▶ _Stated task_:
Report all lines holding "Hardware".

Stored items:
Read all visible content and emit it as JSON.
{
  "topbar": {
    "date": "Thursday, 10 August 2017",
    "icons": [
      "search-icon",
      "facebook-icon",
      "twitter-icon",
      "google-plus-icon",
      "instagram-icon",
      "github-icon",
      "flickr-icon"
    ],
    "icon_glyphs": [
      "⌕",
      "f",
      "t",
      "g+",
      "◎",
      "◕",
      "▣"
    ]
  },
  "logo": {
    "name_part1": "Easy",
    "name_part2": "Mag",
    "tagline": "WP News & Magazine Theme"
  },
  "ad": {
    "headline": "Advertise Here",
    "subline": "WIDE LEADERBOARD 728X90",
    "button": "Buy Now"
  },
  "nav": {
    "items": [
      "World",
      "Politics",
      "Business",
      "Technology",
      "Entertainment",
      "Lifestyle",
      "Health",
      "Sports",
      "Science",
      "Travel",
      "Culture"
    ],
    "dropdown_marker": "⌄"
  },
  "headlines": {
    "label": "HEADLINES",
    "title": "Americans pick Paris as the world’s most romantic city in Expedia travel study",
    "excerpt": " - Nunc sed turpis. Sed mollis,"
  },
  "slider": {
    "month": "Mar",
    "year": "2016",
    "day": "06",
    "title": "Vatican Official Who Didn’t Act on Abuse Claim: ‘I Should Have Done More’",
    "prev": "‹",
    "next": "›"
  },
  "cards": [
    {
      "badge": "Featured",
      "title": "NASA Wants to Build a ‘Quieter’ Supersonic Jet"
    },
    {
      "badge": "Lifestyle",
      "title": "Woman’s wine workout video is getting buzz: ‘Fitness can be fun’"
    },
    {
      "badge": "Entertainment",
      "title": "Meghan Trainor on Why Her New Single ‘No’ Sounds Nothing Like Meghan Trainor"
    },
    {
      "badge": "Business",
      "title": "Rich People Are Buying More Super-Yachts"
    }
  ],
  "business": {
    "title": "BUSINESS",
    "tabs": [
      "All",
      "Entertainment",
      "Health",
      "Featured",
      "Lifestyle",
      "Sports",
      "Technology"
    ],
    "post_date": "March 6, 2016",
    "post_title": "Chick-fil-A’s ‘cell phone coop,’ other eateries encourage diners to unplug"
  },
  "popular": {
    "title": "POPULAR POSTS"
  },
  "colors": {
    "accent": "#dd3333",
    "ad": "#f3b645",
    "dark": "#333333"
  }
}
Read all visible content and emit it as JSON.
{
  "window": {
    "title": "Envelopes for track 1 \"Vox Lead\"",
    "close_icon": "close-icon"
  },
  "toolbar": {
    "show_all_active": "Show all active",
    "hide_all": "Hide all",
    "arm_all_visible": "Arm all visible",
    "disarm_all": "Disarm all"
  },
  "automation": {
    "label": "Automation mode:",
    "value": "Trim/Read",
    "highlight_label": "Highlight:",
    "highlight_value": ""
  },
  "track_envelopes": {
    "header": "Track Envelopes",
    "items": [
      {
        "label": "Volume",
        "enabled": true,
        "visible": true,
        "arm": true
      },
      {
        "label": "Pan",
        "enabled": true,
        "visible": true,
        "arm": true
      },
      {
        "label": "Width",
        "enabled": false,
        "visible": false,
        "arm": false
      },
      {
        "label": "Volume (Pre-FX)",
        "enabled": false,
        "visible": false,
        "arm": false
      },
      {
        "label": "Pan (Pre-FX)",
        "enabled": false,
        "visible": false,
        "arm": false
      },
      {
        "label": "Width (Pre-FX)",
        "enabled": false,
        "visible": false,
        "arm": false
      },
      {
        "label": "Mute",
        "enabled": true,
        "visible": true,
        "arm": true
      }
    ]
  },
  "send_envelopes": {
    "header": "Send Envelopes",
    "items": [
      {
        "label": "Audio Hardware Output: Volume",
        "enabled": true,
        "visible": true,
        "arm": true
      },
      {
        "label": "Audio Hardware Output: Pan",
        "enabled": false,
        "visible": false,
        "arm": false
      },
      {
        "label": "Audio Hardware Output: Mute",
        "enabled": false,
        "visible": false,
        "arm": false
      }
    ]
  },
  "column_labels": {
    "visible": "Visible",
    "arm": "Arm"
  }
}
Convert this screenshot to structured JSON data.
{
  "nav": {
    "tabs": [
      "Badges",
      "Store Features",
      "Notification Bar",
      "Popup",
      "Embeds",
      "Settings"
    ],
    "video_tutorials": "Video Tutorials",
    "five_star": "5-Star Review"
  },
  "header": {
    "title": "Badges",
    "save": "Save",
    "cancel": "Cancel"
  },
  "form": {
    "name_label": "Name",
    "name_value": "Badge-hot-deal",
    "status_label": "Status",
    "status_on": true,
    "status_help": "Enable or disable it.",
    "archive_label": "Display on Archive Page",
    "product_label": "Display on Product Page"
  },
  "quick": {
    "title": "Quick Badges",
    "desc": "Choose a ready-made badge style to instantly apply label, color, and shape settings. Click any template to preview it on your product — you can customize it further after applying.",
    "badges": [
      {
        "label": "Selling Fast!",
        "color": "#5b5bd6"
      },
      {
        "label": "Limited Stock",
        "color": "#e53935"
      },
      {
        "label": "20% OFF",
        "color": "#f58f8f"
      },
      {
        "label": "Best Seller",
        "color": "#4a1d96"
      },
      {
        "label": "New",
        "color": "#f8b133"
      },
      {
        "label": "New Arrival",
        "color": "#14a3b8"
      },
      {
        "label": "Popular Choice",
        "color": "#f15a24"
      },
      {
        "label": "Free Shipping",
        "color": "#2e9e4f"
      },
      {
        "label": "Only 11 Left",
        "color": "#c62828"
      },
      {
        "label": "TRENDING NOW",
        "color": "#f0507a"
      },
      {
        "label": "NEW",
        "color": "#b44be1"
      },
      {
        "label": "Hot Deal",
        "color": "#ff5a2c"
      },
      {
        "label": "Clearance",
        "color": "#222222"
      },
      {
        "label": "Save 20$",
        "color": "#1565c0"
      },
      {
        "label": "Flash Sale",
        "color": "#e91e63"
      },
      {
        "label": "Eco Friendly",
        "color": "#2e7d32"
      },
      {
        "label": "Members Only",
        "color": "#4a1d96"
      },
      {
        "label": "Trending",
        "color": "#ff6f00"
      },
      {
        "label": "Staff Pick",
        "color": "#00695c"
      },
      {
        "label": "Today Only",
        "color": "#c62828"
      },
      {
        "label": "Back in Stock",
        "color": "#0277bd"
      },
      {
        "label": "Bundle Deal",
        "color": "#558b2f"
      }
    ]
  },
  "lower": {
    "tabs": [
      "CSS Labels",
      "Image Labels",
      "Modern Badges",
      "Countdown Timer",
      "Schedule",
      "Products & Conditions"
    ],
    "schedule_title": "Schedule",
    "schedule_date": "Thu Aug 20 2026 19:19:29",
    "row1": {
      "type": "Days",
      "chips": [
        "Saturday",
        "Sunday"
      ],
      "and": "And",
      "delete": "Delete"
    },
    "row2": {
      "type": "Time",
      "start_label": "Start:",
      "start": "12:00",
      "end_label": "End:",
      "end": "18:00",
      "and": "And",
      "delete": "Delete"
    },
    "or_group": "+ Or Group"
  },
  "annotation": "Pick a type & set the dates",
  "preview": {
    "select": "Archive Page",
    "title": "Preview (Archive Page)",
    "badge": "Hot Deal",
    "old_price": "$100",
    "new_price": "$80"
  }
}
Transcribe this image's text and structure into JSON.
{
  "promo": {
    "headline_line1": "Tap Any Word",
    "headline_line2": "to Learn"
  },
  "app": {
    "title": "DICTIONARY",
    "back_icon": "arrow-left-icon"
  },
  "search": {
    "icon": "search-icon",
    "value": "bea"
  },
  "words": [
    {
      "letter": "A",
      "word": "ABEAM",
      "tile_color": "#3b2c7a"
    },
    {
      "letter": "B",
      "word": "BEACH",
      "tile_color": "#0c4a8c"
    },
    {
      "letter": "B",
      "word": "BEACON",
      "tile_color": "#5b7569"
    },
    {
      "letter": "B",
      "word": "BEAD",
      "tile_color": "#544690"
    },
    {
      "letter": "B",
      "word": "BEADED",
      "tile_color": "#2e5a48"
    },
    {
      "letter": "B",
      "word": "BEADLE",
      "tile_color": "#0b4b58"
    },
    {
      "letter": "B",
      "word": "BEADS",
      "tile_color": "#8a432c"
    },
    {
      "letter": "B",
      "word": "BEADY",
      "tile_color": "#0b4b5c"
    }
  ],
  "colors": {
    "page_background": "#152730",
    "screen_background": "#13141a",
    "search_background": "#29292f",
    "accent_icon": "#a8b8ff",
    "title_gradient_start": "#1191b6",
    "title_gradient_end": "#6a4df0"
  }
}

▶ _Solution for this task_:
        "label": "Audio Hardware Output: Volume",
        "label": "Audio Hardware Output: Pan",
        "label": "Audio Hardware Output: Mute",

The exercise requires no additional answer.